------ Recorded data

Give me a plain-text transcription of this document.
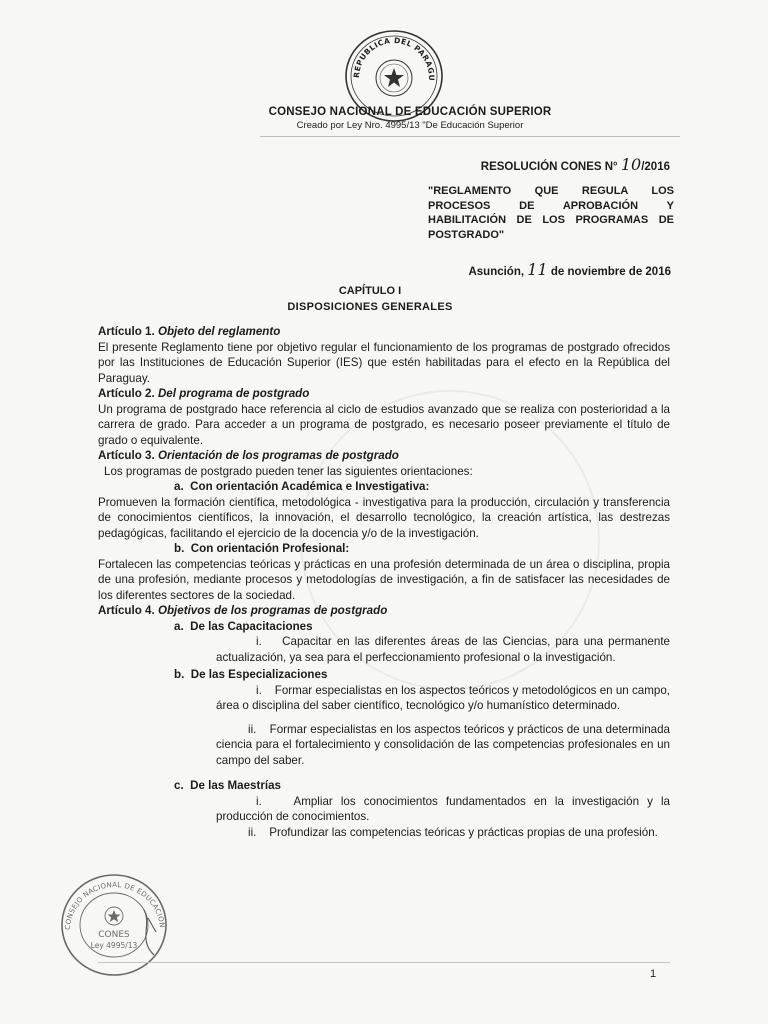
REPUBLICA DEL PARAGU
CONSEJO NACIONAL DE EDUCACIÓN SUPERIOR
Creado por Ley Nro. 4995/13 "De Educación Superior
RESOLUCIÓN CONES N° 10/2016
"REGLAMENTO QUE REGULA LOS PROCESOS DE APROBACIÓN Y HABILITACIÓN DE LOS PROGRAMAS DE POSTGRADO"
Asunción, 11 de noviembre de 2016
CAPÍTULO I
DISPOSICIONES GENERALES

Artículo 1. Objeto del reglamento

El presente Reglamento tiene por objetivo regular el funcionamiento de los programas de postgrado ofrecidos por las Instituciones de Educación Superior (IES) que estén habilitadas para el efecto en la República del Paraguay.

Artículo 2. Del programa de postgrado

Un programa de postgrado hace referencia al ciclo de estudios avanzado que se realiza con posterioridad a la carrera de grado. Para acceder a un programa de postgrado, es necesario poseer previamente el título de grado o equivalente.

Artículo 3. Orientación de los programas de postgrado

Los programas de postgrado pueden tener las siguientes orientaciones:

a. Con orientación Académica e Investigativa:

Promueven la formación científica, metodológica - investigativa para la producción, circulación y transferencia de conocimientos científicos, la innovación, el desarrollo tecnológico, la creación artística, las destrezas pedagógicas, facilitando el ejercicio de la docencia y/o de la investigación.

b. Con orientación Profesional:

Fortalecen las competencias teóricas y prácticas en una profesión determinada de un área o disciplina, propia de una profesión, mediante procesos y metodologías de investigación, a fin de satisfacer las necesidades de los diferentes sectores de la sociedad.

Artículo 4. Objetivos de los programas de postgrado

a. De las Capacitaciones

i. Capacitar en las diferentes áreas de las Ciencias, para una permanente actualización, ya sea para el perfeccionamiento profesional o la investigación.

b. De las Especializaciones

i. Formar especialistas en los aspectos teóricos y metodológicos en un campo, área o disciplina del saber científico, tecnológico y/o humanístico determinado.

ii. Formar especialistas en los aspectos teóricos y prácticos de una determinada ciencia para el fortalecimiento y consolidación de las competencias profesionales en un campo del saber.

c. De las Maestrías

i.	Ampliar los conocimientos fundamentados en la investigación y la producción de conocimientos.

ii. Profundizar las competencias teóricas y prácticas propias de una profesión.

CONSEJO NACIONAL DE EDUCACION
CONES
Ley 4995/13
1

------------

Challenge
Across the material above, how many lines include the string "Artículo"? Only the number is wanted.

Answer to the exercise
4